Input rows =>
— start —

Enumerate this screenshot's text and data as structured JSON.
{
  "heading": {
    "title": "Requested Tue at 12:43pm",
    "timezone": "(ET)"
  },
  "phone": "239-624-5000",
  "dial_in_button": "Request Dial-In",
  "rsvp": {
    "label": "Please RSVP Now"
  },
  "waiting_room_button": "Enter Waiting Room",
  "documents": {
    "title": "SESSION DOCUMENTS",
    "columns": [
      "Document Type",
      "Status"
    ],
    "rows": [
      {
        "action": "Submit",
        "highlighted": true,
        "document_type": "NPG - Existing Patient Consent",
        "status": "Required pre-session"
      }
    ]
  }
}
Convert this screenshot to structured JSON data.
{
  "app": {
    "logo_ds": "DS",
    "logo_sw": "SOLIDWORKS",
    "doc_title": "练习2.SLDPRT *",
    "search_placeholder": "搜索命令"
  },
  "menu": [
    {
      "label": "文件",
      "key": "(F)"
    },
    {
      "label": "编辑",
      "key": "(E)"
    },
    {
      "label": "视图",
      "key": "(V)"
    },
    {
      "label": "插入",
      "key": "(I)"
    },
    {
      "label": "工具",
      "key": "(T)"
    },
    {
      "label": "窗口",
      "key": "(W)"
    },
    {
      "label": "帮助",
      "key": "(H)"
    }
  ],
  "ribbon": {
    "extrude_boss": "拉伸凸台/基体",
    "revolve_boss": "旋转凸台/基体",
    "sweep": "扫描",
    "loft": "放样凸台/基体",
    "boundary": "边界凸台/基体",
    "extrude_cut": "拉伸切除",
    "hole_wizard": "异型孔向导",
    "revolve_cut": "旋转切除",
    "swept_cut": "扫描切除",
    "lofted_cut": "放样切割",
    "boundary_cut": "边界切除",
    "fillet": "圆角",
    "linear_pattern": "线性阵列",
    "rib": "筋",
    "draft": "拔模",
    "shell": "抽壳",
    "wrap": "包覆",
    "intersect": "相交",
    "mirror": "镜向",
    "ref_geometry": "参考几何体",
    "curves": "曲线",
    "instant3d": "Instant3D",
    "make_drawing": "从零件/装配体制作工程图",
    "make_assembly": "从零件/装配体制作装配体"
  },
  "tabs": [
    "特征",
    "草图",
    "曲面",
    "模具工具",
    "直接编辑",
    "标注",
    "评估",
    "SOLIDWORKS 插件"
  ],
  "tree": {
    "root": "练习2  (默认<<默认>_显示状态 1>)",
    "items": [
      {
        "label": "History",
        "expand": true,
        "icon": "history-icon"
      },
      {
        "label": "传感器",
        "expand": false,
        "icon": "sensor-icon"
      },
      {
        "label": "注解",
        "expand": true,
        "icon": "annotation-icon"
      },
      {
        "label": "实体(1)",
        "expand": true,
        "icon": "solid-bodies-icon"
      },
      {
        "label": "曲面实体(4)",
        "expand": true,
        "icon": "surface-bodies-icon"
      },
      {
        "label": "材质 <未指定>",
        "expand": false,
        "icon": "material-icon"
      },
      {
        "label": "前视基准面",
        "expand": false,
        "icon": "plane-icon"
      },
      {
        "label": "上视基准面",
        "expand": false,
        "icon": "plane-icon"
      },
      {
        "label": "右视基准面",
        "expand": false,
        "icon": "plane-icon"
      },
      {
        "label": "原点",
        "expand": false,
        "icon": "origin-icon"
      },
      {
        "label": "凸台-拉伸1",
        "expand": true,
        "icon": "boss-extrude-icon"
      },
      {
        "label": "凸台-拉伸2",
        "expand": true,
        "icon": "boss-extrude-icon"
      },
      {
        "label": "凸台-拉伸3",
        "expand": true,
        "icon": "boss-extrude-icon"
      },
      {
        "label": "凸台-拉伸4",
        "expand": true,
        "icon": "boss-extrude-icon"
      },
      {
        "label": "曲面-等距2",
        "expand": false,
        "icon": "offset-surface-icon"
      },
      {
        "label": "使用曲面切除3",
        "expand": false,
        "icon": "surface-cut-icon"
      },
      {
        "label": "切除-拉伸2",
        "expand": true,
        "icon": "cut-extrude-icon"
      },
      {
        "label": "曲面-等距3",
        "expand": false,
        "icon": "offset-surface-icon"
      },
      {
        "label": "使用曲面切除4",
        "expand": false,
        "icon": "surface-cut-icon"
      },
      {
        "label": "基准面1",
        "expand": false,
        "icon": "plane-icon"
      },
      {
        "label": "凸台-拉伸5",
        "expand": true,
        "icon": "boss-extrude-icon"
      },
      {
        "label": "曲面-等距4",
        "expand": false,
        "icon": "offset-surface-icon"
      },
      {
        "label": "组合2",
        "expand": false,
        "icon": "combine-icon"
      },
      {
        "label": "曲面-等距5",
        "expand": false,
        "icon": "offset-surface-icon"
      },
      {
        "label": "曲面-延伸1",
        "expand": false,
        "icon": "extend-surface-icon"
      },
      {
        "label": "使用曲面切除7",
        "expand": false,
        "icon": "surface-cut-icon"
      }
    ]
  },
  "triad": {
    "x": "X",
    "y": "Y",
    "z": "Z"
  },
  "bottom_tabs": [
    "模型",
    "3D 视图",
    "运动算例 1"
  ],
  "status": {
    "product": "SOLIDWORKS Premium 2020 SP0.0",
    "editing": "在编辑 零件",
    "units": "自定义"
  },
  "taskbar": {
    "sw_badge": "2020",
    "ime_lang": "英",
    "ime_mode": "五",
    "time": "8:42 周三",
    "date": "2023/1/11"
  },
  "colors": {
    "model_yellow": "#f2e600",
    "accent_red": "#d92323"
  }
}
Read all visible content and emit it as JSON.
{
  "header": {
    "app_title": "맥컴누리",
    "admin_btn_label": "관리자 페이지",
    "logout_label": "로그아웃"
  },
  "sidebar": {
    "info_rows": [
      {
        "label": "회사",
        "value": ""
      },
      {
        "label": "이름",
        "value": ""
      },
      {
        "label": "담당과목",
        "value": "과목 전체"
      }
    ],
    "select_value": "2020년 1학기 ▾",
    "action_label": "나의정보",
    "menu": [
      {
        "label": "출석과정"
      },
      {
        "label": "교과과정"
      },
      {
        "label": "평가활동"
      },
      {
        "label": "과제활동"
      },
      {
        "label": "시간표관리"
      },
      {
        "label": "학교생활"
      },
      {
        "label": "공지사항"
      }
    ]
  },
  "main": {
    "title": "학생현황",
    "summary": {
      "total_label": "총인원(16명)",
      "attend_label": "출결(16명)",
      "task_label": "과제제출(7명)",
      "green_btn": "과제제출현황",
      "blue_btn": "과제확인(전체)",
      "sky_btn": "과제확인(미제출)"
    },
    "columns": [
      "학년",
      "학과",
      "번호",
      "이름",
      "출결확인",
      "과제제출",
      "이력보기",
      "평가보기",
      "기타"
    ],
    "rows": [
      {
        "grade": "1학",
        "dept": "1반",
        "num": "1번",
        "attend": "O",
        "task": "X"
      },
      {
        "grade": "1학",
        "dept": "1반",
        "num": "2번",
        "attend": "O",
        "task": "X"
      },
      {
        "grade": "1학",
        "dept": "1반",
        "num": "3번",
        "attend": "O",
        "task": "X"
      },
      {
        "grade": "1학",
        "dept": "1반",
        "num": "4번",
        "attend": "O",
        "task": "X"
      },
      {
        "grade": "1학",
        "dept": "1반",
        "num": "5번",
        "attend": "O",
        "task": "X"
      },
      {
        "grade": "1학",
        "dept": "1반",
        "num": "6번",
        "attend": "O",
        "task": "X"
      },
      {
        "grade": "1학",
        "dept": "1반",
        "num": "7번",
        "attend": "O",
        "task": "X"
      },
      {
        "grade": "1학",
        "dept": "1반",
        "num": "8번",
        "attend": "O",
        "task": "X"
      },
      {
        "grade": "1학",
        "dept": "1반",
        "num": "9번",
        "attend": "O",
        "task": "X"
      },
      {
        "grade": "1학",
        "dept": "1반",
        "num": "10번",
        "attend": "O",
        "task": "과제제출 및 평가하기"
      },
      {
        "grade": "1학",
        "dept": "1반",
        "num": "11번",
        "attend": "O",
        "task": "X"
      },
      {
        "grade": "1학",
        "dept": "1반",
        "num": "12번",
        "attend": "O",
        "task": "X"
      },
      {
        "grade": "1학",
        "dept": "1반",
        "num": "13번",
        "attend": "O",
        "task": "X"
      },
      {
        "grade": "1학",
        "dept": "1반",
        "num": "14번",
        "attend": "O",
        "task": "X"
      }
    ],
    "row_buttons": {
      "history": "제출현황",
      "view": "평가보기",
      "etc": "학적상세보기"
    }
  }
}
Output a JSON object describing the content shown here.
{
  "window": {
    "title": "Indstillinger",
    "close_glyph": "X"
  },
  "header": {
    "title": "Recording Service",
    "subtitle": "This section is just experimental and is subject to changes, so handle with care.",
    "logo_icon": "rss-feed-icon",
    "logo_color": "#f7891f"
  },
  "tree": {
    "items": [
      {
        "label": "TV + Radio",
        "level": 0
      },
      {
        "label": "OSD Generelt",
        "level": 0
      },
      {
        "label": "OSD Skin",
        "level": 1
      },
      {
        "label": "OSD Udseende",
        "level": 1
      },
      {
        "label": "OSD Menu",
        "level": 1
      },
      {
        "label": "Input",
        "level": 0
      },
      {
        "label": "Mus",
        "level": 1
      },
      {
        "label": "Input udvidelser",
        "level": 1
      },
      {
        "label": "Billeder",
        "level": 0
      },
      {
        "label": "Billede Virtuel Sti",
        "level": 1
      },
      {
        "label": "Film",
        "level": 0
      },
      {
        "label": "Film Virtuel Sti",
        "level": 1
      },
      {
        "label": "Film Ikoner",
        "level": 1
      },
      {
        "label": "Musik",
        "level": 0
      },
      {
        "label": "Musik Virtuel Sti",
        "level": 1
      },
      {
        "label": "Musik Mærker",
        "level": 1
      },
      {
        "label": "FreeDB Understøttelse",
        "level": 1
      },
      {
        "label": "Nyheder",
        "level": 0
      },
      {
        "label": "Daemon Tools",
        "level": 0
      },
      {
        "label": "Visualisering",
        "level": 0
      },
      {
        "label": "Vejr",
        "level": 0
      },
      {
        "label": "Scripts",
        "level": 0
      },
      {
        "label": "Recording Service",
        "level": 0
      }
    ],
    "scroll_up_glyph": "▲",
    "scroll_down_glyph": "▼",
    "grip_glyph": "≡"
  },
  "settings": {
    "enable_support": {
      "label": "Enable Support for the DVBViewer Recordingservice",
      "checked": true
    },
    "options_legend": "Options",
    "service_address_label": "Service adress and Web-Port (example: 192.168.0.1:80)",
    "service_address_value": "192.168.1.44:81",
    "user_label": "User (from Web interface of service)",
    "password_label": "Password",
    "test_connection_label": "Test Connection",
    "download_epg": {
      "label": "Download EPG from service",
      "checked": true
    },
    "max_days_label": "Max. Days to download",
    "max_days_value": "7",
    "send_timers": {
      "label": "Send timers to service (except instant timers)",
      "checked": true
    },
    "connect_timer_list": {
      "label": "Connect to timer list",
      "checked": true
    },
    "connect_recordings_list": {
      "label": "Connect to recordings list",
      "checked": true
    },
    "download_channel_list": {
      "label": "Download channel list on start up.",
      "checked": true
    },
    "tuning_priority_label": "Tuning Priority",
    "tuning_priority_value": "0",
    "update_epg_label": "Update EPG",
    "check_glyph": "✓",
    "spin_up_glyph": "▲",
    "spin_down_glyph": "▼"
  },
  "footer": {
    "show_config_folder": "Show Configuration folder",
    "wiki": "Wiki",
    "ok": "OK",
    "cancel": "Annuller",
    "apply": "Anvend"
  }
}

— end —

Problem requirements =>
Look through the data above. Copy every line with the string "SOLIDWORKS" in it.

Written solution =>
    "logo_sw": "SOLIDWORKS",
    "SOLIDWORKS 插件"
    "product": "SOLIDWORKS Premium 2020 SP0.0",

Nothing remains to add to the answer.